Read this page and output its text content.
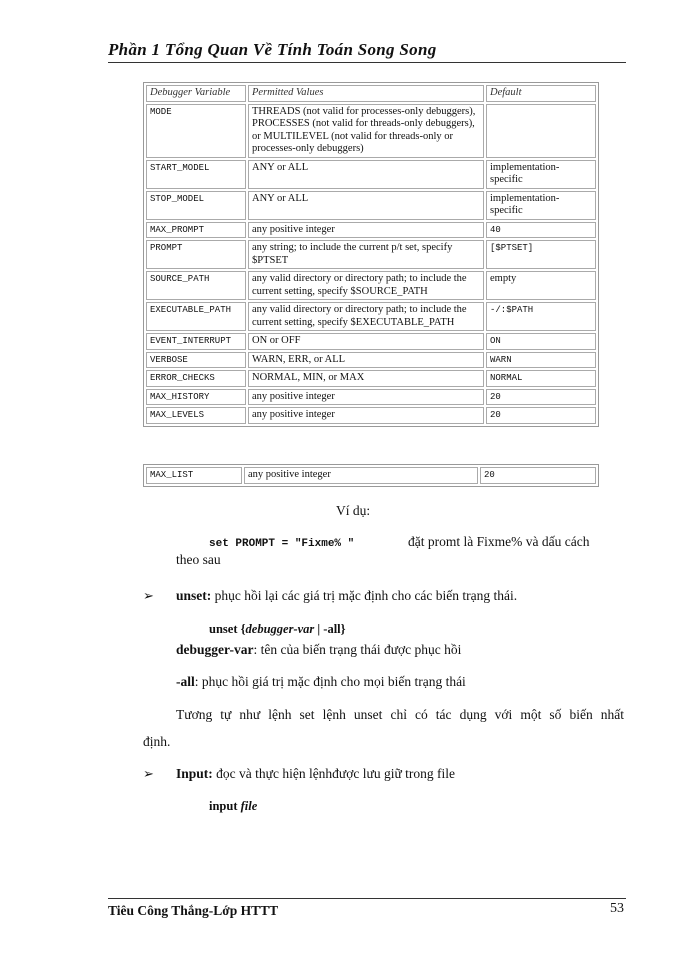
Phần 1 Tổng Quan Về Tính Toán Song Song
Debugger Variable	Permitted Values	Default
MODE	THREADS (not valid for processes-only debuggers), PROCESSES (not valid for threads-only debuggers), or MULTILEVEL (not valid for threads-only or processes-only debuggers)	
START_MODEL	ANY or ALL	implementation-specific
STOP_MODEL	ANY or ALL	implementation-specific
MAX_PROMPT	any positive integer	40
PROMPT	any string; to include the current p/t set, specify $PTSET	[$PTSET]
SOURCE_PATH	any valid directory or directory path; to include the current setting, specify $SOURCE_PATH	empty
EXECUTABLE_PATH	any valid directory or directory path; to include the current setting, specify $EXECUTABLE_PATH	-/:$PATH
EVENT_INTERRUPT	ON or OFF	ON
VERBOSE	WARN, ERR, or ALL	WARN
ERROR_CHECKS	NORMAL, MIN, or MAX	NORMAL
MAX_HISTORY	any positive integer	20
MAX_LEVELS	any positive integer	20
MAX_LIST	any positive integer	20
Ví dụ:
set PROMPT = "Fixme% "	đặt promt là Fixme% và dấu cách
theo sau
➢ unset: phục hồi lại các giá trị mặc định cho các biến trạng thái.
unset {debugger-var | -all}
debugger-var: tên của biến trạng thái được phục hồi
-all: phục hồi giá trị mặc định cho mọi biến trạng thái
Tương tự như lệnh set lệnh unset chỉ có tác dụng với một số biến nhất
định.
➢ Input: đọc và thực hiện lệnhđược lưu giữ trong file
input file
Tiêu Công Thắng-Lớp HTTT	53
______
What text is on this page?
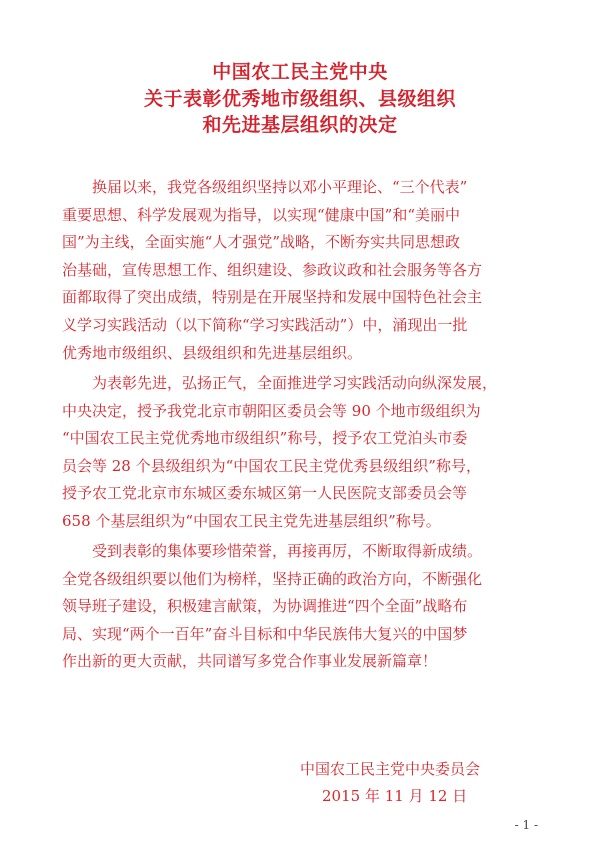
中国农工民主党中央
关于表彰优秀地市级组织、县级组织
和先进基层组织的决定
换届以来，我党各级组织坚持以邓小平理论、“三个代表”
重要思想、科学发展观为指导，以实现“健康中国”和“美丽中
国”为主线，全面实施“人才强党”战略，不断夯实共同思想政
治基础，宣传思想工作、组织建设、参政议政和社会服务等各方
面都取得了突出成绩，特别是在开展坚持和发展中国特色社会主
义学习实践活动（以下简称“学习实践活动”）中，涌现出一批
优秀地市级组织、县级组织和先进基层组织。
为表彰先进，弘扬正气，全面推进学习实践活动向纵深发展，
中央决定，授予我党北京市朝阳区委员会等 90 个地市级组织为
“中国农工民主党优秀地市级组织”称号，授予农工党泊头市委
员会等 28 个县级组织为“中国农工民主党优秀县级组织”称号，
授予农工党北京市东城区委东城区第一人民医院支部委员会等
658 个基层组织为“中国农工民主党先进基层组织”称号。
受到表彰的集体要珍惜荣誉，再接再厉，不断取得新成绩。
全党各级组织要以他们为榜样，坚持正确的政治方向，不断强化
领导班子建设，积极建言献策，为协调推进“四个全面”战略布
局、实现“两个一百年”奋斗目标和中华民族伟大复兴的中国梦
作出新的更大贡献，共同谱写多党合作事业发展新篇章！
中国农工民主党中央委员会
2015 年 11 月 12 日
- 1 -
______
» **INSTRUCTIONS TO FOLLOW**:
Find how many lines of the listing include the string "integer" and give that number, nothing else.

» **WRITTEN REPLY**:
4